EXERCISE AIM:
Return every record exactly as written.

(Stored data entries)
[start]

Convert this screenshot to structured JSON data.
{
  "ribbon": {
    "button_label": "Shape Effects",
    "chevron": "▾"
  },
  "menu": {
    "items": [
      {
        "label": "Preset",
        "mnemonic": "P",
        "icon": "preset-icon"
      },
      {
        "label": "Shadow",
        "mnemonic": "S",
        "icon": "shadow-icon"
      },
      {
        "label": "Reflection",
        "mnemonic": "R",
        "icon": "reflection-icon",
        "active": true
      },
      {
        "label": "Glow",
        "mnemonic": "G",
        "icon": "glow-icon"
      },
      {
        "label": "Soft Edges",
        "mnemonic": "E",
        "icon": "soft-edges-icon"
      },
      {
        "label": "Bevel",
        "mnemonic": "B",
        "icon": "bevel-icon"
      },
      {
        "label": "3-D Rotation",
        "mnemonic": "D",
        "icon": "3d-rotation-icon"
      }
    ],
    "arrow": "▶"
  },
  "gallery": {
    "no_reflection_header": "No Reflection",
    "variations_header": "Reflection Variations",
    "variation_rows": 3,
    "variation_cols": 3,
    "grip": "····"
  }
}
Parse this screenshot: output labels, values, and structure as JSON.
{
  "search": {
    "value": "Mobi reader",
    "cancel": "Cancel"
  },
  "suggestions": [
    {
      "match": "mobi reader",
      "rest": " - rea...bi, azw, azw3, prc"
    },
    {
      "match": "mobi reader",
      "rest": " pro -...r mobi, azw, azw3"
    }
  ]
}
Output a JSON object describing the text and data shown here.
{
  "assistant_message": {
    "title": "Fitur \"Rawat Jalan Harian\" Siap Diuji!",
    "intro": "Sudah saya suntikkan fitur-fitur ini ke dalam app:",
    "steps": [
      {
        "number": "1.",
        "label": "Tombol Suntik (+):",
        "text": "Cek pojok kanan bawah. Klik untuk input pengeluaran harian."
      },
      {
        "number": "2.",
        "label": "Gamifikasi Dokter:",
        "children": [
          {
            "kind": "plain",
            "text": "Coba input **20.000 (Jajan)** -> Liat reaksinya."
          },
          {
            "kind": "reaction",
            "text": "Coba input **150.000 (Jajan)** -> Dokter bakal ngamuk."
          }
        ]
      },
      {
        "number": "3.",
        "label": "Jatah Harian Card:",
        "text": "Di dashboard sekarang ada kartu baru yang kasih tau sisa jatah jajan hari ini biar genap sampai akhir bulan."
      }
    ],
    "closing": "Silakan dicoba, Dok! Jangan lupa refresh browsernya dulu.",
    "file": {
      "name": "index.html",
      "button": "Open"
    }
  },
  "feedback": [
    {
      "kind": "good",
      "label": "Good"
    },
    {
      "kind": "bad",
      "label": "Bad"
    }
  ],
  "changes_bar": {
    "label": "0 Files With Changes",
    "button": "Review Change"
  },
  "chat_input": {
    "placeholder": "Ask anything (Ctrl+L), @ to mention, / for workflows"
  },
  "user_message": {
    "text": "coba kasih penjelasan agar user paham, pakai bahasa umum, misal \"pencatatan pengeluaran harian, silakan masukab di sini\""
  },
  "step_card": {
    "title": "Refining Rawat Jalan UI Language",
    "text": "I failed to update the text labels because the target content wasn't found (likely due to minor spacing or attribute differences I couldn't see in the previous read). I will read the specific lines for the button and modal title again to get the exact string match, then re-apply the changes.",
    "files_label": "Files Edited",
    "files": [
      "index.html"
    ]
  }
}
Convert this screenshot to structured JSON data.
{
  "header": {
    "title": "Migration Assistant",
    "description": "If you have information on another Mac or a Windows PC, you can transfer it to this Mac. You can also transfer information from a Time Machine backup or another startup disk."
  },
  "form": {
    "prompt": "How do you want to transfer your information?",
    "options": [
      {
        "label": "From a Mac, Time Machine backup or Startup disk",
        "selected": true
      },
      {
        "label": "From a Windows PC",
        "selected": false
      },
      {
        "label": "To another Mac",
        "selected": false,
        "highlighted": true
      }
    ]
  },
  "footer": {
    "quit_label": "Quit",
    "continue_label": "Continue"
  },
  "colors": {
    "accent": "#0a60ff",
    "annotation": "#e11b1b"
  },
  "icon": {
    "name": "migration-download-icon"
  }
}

[end]

RESPONSE BELOW:
Convert this screenshot to structured JSON data.
{
  "ribbon": {
    "button_label": "Shape Effects",
    "chevron": "▾"
  },
  "menu": {
    "items": [
      {
        "label": "Preset",
        "mnemonic": "P",
        "icon": "preset-icon"
      },
      {
        "label": "Shadow",
        "mnemonic": "S",
        "icon": "shadow-icon"
      },
      {
        "label": "Reflection",
        "mnemonic": "R",
        "icon": "reflection-icon",
        "active": true
      },
      {
        "label": "Glow",
        "mnemonic": "G",
        "icon": "glow-icon"
      },
      {
        "label": "Soft Edges",
        "mnemonic": "E",
        "icon": "soft-edges-icon"
      },
      {
        "label": "Bevel",
        "mnemonic": "B",
        "icon": "bevel-icon"
      },
      {
        "label": "3-D Rotation",
        "mnemonic": "D",
        "icon": "3d-rotation-icon"
      }
    ],
    "arrow": "▶"
  },
  "gallery": {
    "no_reflection_header": "No Reflection",
    "variations_header": "Reflection Variations",
    "variation_rows": 3,
    "variation_cols": 3,
    "grip": "····"
  }
}
Parse this screenshot: output labels, values, and structure as JSON.
{
  "search": {
    "value": "Mobi reader",
    "cancel": "Cancel"
  },
  "suggestions": [
    {
      "match": "mobi reader",
      "rest": " - rea...bi, azw, azw3, prc"
    },
    {
      "match": "mobi reader",
      "rest": " pro -...r mobi, azw, azw3"
    }
  ]
}
Output a JSON object describing the text and data shown here.
{
  "assistant_message": {
    "title": "Fitur \"Rawat Jalan Harian\" Siap Diuji!",
    "intro": "Sudah saya suntikkan fitur-fitur ini ke dalam app:",
    "steps": [
      {
        "number": "1.",
        "label": "Tombol Suntik (+):",
        "text": "Cek pojok kanan bawah. Klik untuk input pengeluaran harian."
      },
      {
        "number": "2.",
        "label": "Gamifikasi Dokter:",
        "children": [
          {
            "kind": "plain",
            "text": "Coba input **20.000 (Jajan)** -> Liat reaksinya."
          },
          {
            "kind": "reaction",
            "text": "Coba input **150.000 (Jajan)** -> Dokter bakal ngamuk."
          }
        ]
      },
      {
        "number": "3.",
        "label": "Jatah Harian Card:",
        "text": "Di dashboard sekarang ada kartu baru yang kasih tau sisa jatah jajan hari ini biar genap sampai akhir bulan."
      }
    ],
    "closing": "Silakan dicoba, Dok! Jangan lupa refresh browsernya dulu.",
    "file": {
      "name": "index.html",
      "button": "Open"
    }
  },
  "feedback": [
    {
      "kind": "good",
      "label": "Good"
    },
    {
      "kind": "bad",
      "label": "Bad"
    }
  ],
  "changes_bar": {
    "label": "0 Files With Changes",
    "button": "Review Change"
  },
  "chat_input": {
    "placeholder": "Ask anything (Ctrl+L), @ to mention, / for workflows"
  },
  "user_message": {
    "text": "coba kasih penjelasan agar user paham, pakai bahasa umum, misal \"pencatatan pengeluaran harian, silakan masukab di sini\""
  },
  "step_card": {
    "title": "Refining Rawat Jalan UI Language",
    "text": "I failed to update the text labels because the target content wasn't found (likely due to minor spacing or attribute differences I couldn't see in the previous read). I will read the specific lines for the button and modal title again to get the exact string match, then re-apply the changes.",
    "files_label": "Files Edited",
    "files": [
      "index.html"
    ]
  }
}
Convert this screenshot to structured JSON data.
{
  "header": {
    "title": "Migration Assistant",
    "description": "If you have information on another Mac or a Windows PC, you can transfer it to this Mac. You can also transfer information from a Time Machine backup or another startup disk."
  },
  "form": {
    "prompt": "How do you want to transfer your information?",
    "options": [
      {
        "label": "From a Mac, Time Machine backup or Startup disk",
        "selected": true
      },
      {
        "label": "From a Windows PC",
        "selected": false
      },
      {
        "label": "To another Mac",
        "selected": false,
        "highlighted": true
      }
    ]
  },
  "footer": {
    "quit_label": "Quit",
    "continue_label": "Continue"
  },
  "colors": {
    "accent": "#0a60ff",
    "annotation": "#e11b1b"
  },
  "icon": {
    "name": "migration-download-icon"
  }
}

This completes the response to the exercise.